*Exercise goal:*
Copy all lines of the data below verbatim, leaving out the pictures.

— START Task material —

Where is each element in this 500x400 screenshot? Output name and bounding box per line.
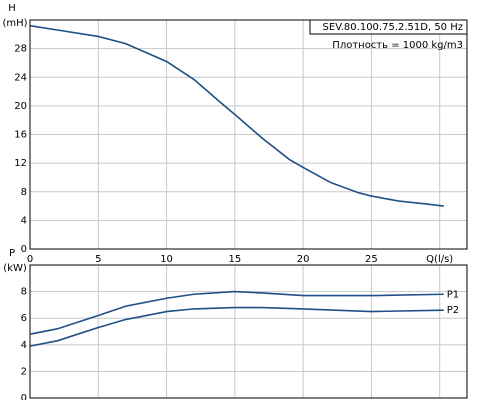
x-tick-label: 20 <box>297 254 310 265</box>
plot-frame <box>29 264 468 399</box>
x-tick-label: 25 <box>365 254 378 265</box>
curve <box>29 290 444 335</box>
x-tick-label: Q(l/s) <box>426 254 453 265</box>
curve <box>29 306 444 347</box>
x-tick-label: 5 <box>95 254 101 265</box>
y-tick-label: 0 <box>21 393 27 400</box>
x-tick-label: 0 <box>27 254 33 265</box>
y-tick-label: 6 <box>21 313 27 324</box>
y-tick-label: 20 <box>14 101 27 112</box>
y-tick-label: 4 <box>21 215 27 226</box>
y-tick-label: 28 <box>14 44 27 55</box>
plot-frame <box>29 19 468 250</box>
legend-label: P1 <box>447 289 459 300</box>
plot-area <box>29 264 468 399</box>
y-tick-label: 8 <box>21 187 27 198</box>
y-axis-label: P <box>9 248 15 259</box>
y-tick-label: 16 <box>14 130 27 141</box>
annotation-box <box>309 19 468 35</box>
y-axis-unit: (kW) <box>3 263 27 274</box>
y-tick-label: 0 <box>21 244 27 255</box>
y-tick-label: 8 <box>21 287 27 298</box>
x-tick-label: 15 <box>228 254 241 265</box>
y-tick-label: 12 <box>14 158 27 169</box>
annotation: SEV.80.100.75.2.51D, 50 Hz <box>323 22 463 33</box>
legend-label: P2 <box>447 305 459 316</box>
y-tick-label: 4 <box>21 340 27 351</box>
y-axis-label: H <box>8 3 16 14</box>
y-tick-label: 2 <box>21 366 27 377</box>
x-tick-label: 10 <box>160 254 173 265</box>
y-tick-label: 24 <box>14 72 27 83</box>
curve <box>29 24 444 207</box>
annotation: Плотность = 1000 kg/m3 <box>332 40 463 51</box>
y-axis-unit: (mH) <box>2 18 27 29</box>
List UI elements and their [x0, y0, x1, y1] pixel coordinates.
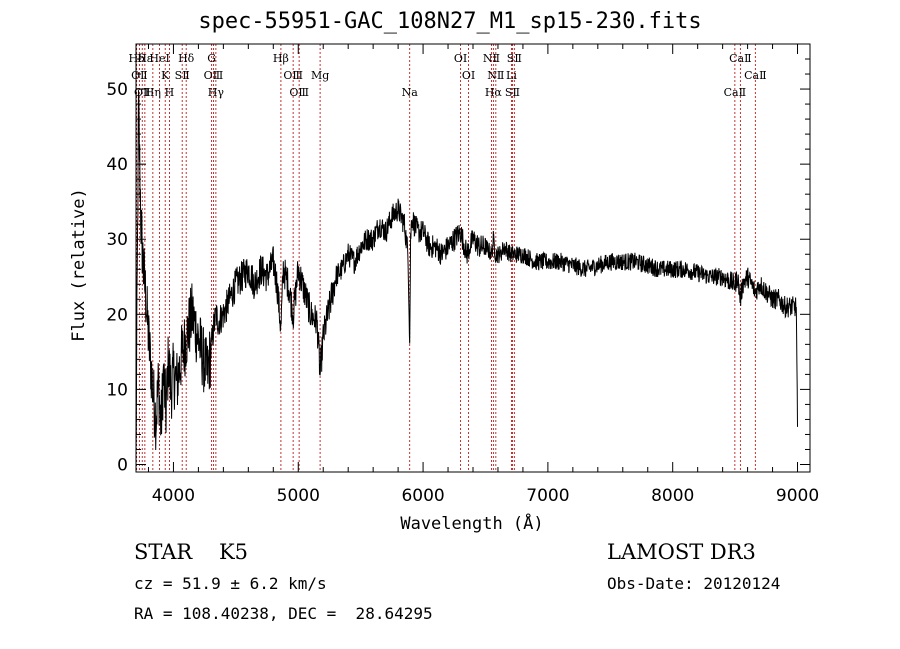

— END Task material —

*Problem solution:*
Where is each element in this 500x400 screenshot? Output name and bounding box per line.
x-tick-label: 20 <box>297 254 310 265</box>
plot-frame <box>29 264 468 399</box>
x-tick-label: 25 <box>365 254 378 265</box>
curve <box>29 290 444 335</box>
x-tick-label: Q(l/s) <box>426 254 453 265</box>
curve <box>29 306 444 347</box>
x-tick-label: 5 <box>95 254 101 265</box>
y-tick-label: 0 <box>21 393 27 400</box>
x-tick-label: 0 <box>27 254 33 265</box>
y-tick-label: 6 <box>21 313 27 324</box>
y-tick-label: 20 <box>14 101 27 112</box>
y-tick-label: 4 <box>21 215 27 226</box>
y-tick-label: 28 <box>14 44 27 55</box>
plot-frame <box>29 19 468 250</box>
legend-label: P1 <box>447 289 459 300</box>
plot-area <box>29 264 468 399</box>
y-tick-label: 8 <box>21 187 27 198</box>
y-axis-label: P <box>9 248 15 259</box>
y-tick-label: 16 <box>14 130 27 141</box>
annotation-box <box>309 19 468 35</box>
y-axis-unit: (kW) <box>3 263 27 274</box>
y-tick-label: 0 <box>21 244 27 255</box>
y-tick-label: 8 <box>21 287 27 298</box>
x-tick-label: 15 <box>228 254 241 265</box>
y-tick-label: 12 <box>14 158 27 169</box>
annotation: SEV.80.100.75.2.51D, 50 Hz <box>323 22 463 33</box>
legend-label: P2 <box>447 305 459 316</box>
y-tick-label: 4 <box>21 340 27 351</box>
y-axis-label: H <box>8 3 16 14</box>
y-tick-label: 2 <box>21 366 27 377</box>
x-tick-label: 10 <box>160 254 173 265</box>
y-tick-label: 24 <box>14 72 27 83</box>
curve <box>29 24 444 207</box>
annotation: Плотность = 1000 kg/m3 <box>332 40 463 51</box>
y-axis-unit: (mH) <box>2 18 27 29</box>
List UI elements and their [x0, y0, x1, y1] pixel coordinates.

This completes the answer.